Stated goal >>
Copy out each line containing "with" from the entries below.
Start of Data in this exercise
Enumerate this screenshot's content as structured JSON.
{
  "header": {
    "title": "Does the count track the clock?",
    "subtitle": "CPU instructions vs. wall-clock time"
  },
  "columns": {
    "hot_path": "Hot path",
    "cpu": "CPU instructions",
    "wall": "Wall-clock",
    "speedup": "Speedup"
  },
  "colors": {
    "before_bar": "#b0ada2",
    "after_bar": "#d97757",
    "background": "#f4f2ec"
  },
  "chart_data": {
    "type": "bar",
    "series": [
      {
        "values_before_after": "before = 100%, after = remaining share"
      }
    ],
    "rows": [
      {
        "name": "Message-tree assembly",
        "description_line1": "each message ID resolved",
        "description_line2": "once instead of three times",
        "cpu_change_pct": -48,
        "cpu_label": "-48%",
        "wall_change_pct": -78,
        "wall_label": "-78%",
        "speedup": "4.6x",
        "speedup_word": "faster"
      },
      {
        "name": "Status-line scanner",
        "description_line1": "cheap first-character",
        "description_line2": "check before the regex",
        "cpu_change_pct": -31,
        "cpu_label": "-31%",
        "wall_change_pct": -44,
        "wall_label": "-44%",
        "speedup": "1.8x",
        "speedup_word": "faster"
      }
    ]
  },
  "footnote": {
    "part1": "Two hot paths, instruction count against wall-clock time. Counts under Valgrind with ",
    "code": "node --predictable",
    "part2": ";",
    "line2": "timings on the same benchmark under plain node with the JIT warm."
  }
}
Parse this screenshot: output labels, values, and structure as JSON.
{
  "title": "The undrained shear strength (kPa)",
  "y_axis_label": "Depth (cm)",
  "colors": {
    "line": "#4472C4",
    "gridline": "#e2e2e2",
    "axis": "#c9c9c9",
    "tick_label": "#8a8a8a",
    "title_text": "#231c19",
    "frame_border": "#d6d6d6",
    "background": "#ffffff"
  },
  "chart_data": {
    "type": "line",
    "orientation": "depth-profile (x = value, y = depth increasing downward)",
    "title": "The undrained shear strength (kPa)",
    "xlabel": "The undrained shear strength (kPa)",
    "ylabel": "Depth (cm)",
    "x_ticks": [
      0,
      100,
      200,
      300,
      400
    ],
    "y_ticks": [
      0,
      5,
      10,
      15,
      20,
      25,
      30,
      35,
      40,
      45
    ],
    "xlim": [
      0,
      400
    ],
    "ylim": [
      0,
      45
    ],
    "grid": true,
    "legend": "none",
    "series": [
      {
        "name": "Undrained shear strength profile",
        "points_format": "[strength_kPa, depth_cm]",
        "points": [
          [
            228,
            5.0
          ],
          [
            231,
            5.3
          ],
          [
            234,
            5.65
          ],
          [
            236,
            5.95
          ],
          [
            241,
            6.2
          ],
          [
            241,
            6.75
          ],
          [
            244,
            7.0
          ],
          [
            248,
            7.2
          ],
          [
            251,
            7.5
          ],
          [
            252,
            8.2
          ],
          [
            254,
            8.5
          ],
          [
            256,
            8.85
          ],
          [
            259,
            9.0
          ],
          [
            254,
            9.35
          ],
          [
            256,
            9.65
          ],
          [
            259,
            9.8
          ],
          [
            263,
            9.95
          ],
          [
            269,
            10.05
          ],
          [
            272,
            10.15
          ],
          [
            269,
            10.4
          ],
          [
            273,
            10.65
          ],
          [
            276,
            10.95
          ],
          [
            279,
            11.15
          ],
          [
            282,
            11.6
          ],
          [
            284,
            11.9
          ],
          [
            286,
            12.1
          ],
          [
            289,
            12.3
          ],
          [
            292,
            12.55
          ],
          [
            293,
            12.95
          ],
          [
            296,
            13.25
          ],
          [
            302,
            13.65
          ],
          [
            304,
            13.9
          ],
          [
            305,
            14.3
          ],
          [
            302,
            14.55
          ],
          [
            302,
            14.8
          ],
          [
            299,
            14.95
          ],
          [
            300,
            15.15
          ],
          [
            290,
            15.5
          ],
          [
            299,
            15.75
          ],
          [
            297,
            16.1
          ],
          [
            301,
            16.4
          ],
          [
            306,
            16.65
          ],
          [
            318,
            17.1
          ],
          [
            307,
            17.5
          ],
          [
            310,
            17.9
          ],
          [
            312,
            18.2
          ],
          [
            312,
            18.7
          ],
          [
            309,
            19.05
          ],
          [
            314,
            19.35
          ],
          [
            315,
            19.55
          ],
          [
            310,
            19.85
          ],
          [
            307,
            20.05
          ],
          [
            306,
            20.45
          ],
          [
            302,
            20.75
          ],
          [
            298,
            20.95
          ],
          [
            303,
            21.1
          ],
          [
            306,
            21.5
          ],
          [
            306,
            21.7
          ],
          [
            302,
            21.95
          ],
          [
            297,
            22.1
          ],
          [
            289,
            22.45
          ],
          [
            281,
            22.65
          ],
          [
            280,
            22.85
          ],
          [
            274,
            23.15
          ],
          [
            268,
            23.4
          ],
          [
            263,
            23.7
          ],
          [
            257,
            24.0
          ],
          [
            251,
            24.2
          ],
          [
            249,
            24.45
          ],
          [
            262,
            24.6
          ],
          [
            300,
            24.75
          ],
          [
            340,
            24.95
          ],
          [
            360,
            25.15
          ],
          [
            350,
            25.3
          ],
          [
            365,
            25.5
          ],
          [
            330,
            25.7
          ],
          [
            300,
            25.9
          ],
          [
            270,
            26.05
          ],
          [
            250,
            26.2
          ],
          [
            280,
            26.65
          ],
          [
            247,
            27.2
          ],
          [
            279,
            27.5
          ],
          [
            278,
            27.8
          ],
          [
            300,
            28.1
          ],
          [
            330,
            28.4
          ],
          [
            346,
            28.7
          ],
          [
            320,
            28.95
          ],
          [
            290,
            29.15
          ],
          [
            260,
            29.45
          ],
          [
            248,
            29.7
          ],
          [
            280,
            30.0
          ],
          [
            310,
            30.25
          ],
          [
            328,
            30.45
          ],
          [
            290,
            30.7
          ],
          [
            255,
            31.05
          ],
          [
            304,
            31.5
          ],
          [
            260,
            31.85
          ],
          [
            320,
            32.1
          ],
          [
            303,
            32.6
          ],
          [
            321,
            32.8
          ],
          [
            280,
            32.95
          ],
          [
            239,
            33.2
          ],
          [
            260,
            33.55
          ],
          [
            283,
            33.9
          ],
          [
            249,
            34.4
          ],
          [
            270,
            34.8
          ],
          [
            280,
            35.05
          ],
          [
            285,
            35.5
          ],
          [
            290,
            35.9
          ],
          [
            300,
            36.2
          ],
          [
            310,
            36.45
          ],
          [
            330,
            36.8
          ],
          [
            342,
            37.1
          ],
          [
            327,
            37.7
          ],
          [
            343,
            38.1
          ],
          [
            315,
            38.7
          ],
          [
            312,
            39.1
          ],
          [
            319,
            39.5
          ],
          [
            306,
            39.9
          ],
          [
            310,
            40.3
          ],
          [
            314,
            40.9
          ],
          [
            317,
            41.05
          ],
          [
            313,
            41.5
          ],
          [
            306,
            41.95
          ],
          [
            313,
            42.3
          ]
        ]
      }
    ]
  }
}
End of Data in this exercise
Exercise solution >>
    "part1": "Two hot paths, instruction count against wall-clock time. Counts under Valgrind with ",
    "line2": "timings on the same benchmark under plain node with the JIT warm."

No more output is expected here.